**The exercise**.
Wherever the word "Start" appears in a line, copy that line.

**Task data**.
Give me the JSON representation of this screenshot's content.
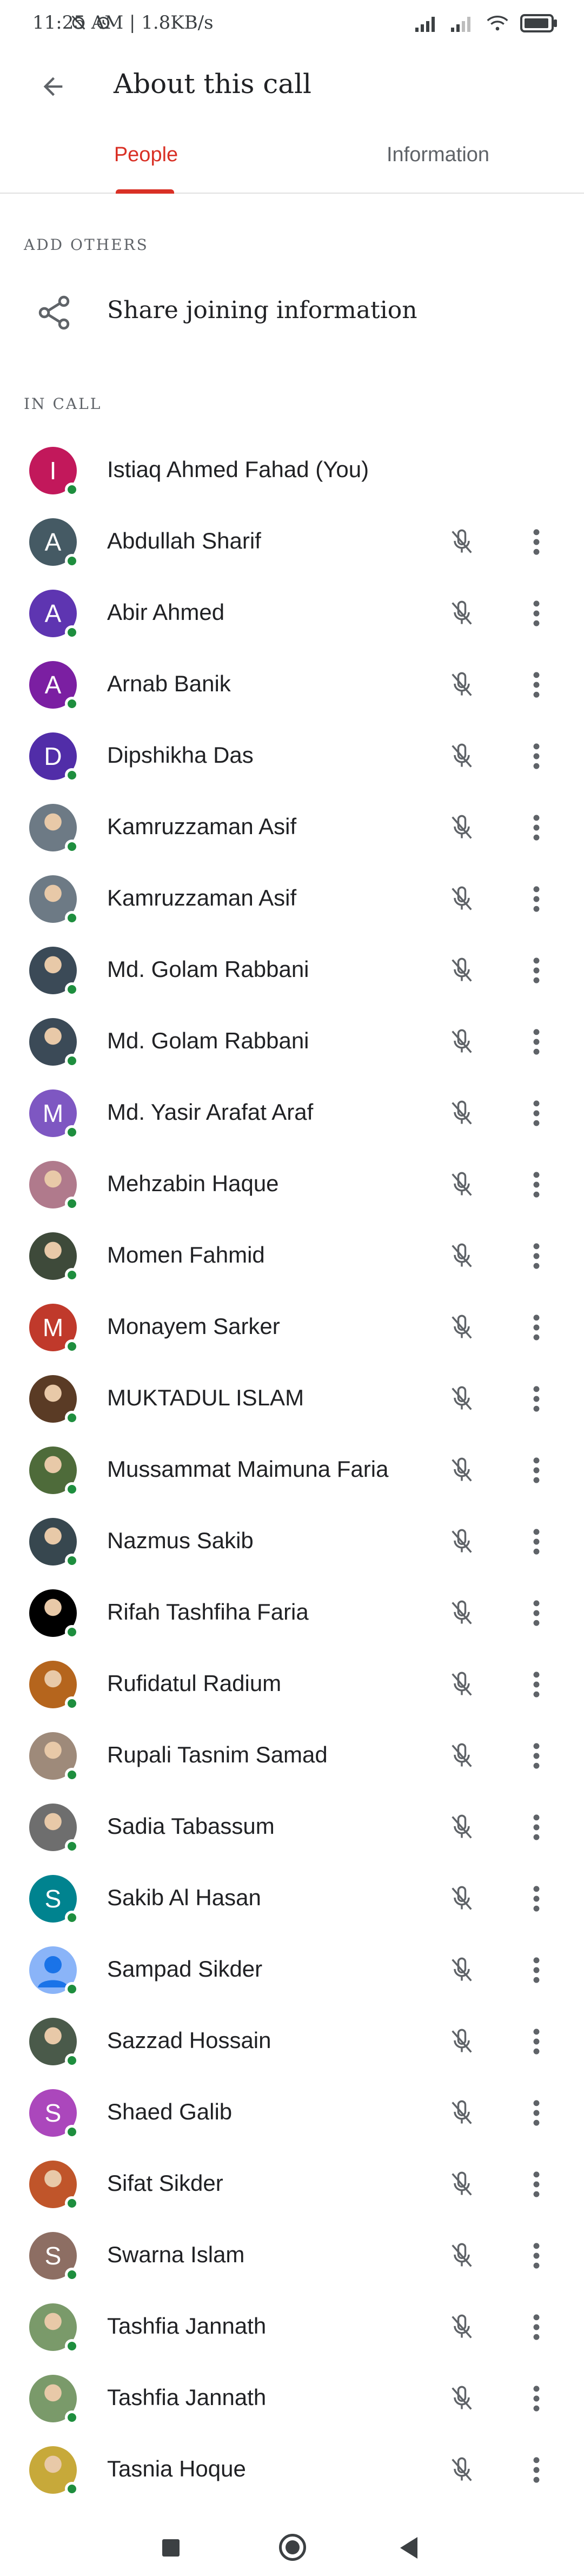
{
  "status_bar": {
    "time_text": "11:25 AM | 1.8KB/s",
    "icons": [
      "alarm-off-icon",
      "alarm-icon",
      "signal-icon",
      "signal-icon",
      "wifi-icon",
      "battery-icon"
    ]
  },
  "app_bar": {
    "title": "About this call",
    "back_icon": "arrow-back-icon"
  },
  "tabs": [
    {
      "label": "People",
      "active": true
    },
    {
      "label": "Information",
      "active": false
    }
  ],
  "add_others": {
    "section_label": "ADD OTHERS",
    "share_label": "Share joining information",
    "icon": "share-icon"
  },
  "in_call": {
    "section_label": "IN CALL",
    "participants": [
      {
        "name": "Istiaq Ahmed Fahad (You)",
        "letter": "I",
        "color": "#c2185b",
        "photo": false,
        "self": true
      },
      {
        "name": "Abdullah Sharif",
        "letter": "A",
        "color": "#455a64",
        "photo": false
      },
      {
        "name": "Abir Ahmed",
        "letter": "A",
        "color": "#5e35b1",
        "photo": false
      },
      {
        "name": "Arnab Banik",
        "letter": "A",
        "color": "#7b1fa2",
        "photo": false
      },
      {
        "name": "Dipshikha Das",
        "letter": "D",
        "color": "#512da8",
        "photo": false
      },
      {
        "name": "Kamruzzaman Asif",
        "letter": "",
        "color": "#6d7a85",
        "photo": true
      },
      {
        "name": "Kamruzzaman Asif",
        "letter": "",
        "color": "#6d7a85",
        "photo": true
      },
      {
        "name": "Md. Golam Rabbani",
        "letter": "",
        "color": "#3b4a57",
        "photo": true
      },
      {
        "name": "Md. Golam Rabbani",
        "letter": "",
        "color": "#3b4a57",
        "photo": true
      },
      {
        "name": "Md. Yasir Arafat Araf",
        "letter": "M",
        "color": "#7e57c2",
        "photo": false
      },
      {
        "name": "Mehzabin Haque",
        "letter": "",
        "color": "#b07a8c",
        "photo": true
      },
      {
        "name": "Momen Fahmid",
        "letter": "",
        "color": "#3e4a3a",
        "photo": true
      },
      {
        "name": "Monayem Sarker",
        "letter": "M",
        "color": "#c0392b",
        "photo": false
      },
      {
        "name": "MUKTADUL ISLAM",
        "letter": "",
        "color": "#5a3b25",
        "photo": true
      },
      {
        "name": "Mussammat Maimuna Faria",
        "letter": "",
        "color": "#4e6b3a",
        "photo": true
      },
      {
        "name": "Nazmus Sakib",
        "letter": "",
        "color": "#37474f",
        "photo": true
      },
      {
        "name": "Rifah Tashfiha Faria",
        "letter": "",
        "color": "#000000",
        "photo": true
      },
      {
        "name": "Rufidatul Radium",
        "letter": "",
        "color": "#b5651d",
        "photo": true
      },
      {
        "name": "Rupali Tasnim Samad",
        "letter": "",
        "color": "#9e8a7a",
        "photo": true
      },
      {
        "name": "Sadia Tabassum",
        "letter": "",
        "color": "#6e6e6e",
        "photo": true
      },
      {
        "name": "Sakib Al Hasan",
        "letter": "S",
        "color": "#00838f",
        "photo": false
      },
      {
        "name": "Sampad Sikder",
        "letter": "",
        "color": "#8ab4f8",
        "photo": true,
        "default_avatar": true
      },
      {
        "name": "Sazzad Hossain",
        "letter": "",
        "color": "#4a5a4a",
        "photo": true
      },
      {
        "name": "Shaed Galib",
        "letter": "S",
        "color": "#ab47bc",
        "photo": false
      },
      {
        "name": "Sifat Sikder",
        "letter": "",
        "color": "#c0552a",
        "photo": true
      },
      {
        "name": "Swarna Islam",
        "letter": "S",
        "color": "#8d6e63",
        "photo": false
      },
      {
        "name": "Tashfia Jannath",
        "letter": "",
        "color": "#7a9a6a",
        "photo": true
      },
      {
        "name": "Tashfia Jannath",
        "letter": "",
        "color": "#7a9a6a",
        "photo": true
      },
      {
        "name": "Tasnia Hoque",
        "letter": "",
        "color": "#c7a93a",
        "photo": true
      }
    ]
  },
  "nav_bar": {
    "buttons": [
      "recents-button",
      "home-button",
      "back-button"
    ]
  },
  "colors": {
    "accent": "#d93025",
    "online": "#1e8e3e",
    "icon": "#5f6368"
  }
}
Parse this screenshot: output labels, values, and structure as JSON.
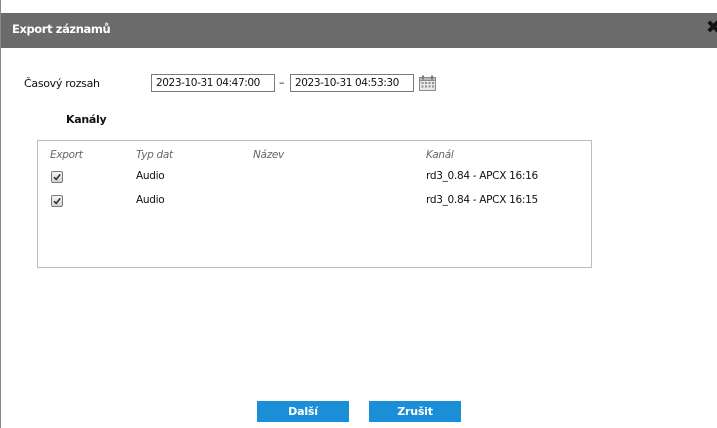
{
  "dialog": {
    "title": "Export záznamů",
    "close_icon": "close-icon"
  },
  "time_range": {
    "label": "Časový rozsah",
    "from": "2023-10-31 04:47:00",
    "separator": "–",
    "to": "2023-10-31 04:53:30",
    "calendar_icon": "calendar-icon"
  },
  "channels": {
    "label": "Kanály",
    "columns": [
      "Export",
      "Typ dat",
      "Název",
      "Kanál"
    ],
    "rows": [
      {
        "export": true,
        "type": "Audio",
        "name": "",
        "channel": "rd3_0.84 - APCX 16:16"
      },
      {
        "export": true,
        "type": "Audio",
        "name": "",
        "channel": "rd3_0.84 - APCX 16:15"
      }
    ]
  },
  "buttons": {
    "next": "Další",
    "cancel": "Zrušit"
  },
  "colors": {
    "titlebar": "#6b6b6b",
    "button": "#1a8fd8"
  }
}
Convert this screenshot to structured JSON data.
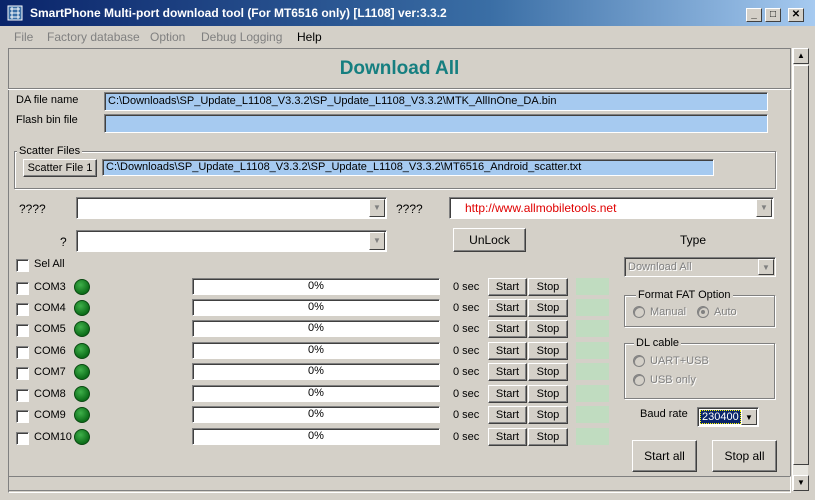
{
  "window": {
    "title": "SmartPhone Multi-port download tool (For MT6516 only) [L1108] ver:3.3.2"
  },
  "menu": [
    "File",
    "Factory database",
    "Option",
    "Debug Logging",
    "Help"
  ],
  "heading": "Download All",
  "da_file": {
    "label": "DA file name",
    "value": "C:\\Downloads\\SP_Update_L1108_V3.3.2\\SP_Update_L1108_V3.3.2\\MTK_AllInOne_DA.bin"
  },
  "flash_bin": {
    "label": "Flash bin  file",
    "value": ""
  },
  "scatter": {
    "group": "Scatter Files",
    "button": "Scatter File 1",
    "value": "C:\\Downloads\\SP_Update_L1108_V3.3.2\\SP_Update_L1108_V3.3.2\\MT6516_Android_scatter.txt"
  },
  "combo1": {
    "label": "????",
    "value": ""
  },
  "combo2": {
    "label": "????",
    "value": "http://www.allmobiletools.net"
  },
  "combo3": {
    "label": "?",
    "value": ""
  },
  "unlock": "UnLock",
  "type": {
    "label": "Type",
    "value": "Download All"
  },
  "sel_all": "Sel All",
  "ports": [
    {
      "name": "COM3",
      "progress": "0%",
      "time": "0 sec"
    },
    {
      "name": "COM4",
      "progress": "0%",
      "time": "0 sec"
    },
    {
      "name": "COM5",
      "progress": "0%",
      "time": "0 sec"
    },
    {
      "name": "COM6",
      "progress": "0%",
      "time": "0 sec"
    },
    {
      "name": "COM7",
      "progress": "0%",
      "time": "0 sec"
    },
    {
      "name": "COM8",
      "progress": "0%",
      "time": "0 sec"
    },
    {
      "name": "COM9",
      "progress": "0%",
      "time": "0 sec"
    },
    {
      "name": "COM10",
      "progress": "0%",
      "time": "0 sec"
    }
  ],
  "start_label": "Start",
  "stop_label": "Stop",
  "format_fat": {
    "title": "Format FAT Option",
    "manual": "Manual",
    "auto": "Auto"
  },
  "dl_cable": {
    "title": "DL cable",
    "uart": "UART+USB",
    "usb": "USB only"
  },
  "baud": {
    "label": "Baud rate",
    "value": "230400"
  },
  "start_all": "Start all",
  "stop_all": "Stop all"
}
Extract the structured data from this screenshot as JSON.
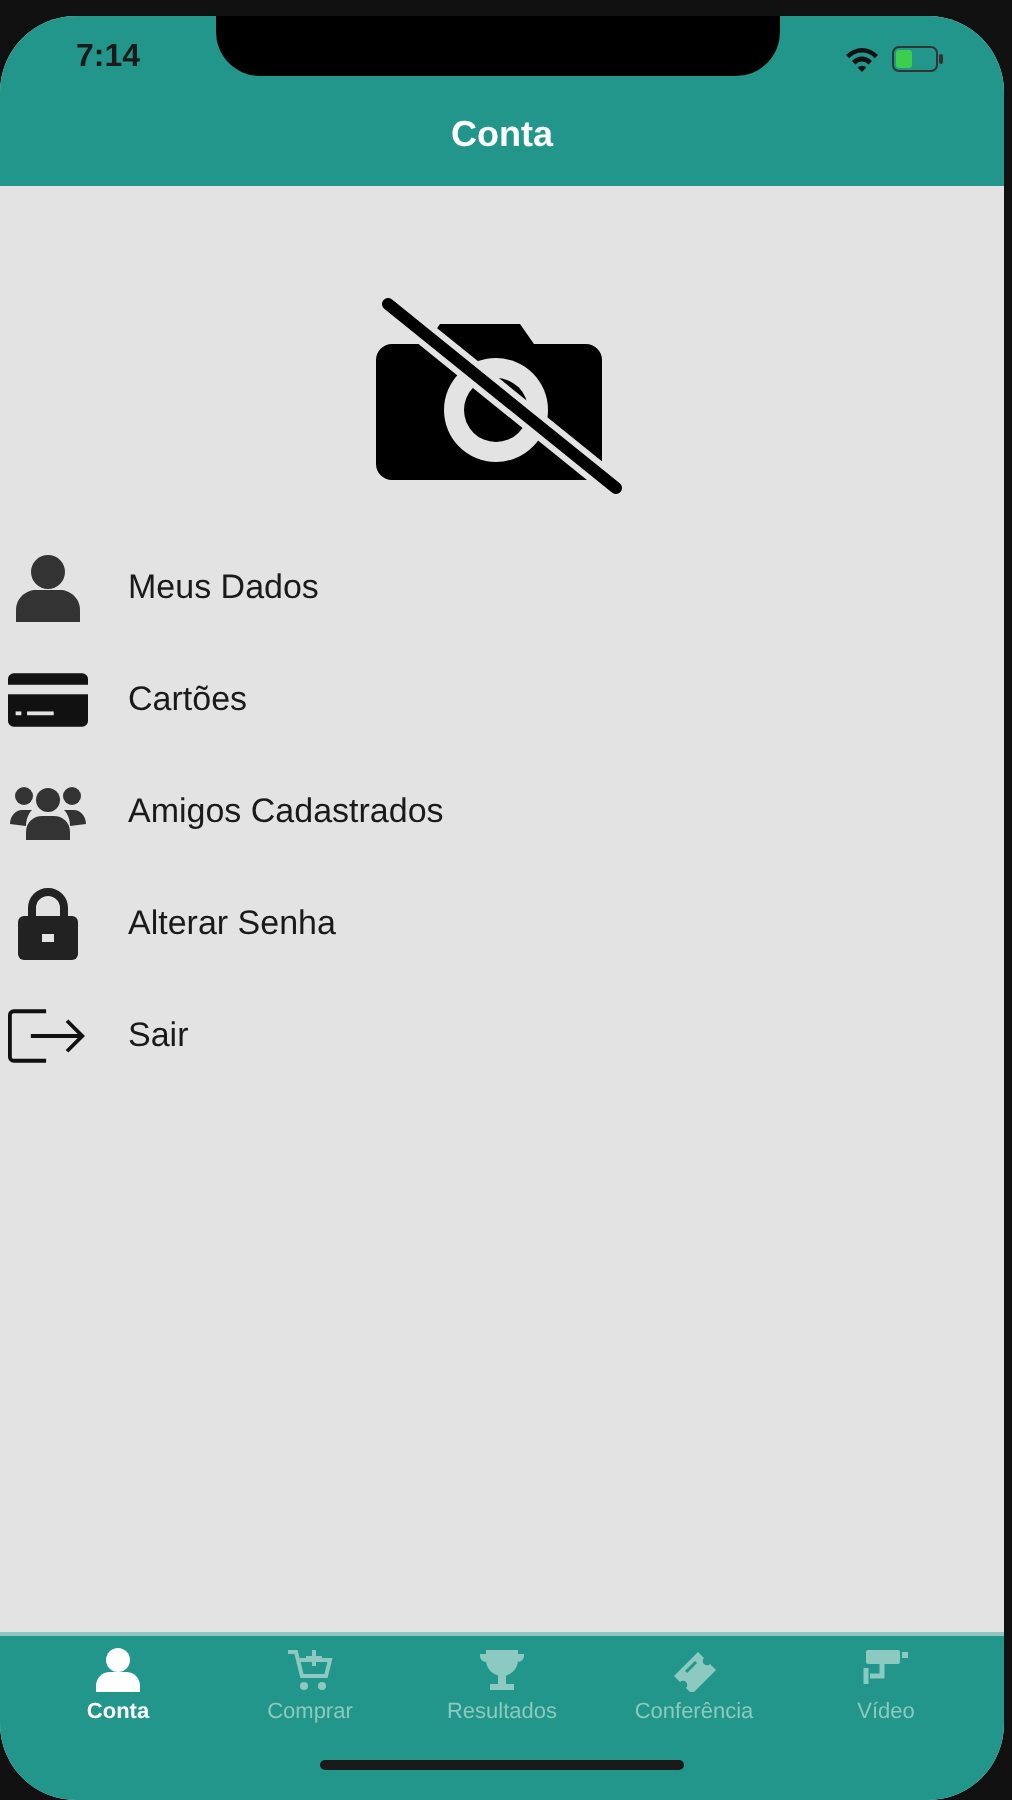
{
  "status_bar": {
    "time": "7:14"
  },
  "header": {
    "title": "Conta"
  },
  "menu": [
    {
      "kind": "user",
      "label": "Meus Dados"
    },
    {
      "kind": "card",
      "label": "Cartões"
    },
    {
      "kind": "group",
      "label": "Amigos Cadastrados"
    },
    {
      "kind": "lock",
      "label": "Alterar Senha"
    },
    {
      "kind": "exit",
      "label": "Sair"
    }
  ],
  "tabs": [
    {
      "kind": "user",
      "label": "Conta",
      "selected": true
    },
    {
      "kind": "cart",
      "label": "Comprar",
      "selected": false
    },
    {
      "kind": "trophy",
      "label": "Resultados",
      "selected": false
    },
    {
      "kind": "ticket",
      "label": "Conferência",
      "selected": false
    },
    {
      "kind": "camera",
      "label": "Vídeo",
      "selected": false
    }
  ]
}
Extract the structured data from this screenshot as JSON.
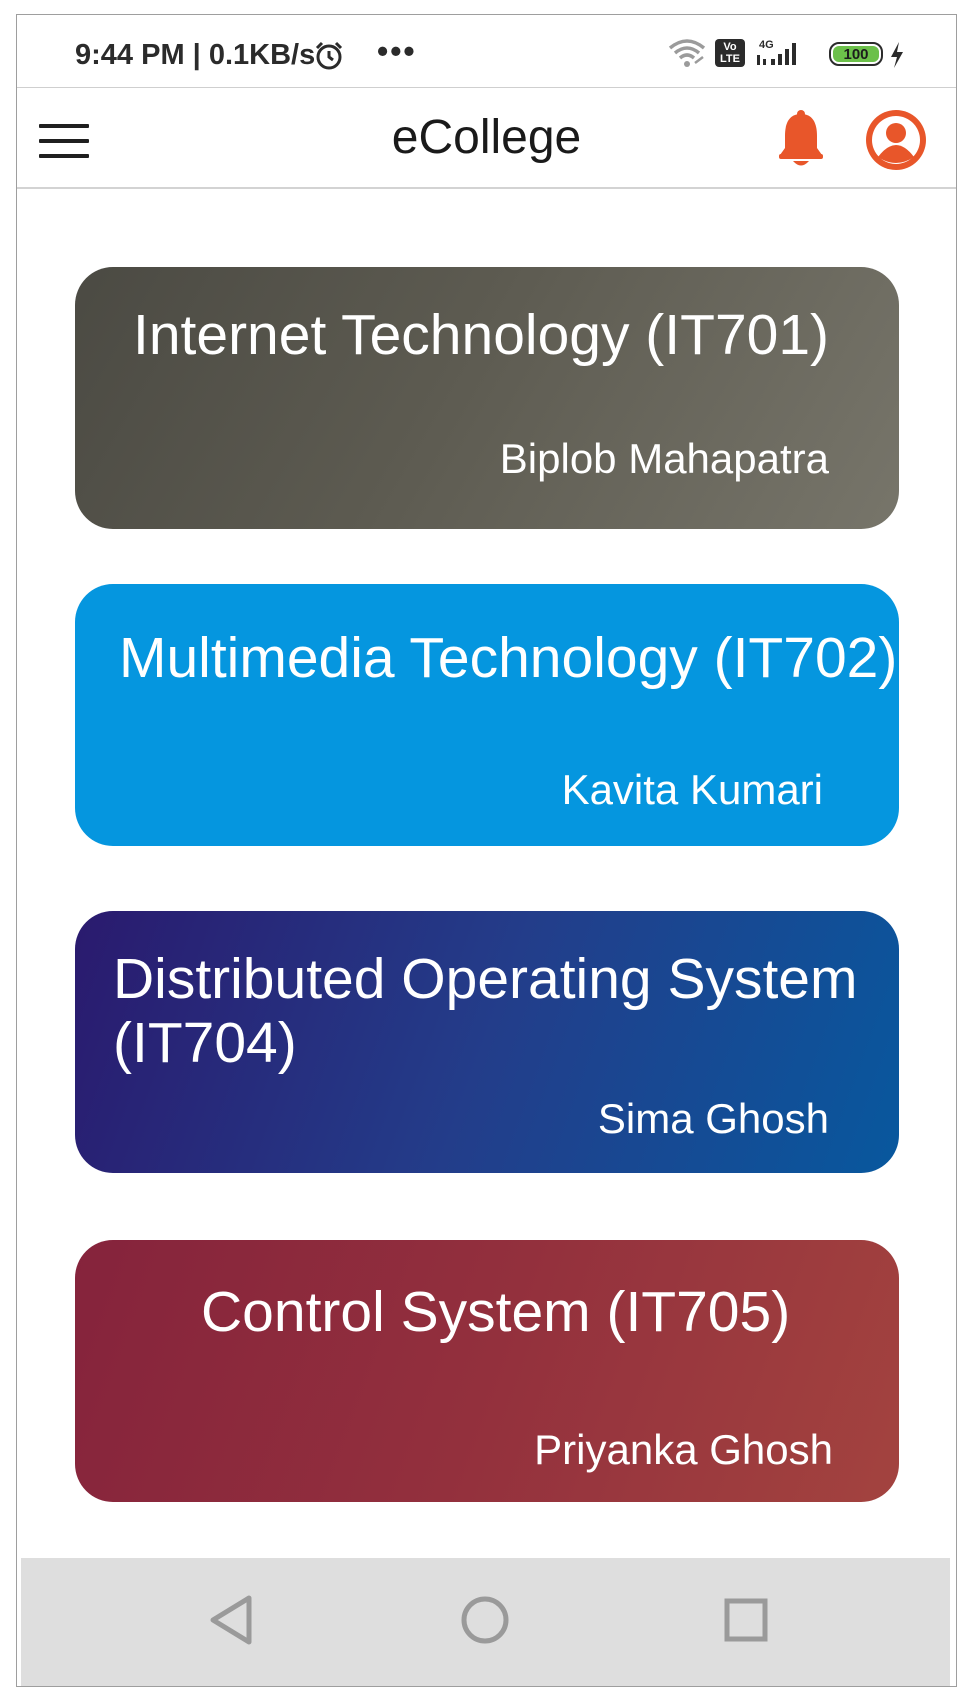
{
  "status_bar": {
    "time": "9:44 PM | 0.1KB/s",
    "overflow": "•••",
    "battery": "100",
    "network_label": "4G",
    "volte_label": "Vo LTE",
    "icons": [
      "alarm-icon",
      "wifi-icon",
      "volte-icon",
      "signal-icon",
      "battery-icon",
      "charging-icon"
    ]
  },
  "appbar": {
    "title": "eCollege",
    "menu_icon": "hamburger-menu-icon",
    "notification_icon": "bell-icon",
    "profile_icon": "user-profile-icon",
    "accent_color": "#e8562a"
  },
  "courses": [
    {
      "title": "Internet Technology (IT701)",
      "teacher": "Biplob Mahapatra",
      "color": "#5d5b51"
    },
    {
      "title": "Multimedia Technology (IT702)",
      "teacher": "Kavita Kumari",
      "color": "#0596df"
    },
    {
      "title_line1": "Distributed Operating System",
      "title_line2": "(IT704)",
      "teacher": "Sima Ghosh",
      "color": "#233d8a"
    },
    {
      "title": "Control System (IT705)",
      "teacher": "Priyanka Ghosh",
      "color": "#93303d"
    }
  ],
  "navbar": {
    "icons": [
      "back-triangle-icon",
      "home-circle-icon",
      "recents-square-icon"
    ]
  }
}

**Exercise output**.
  "start_label": "Start",
  "start_all": "Start all",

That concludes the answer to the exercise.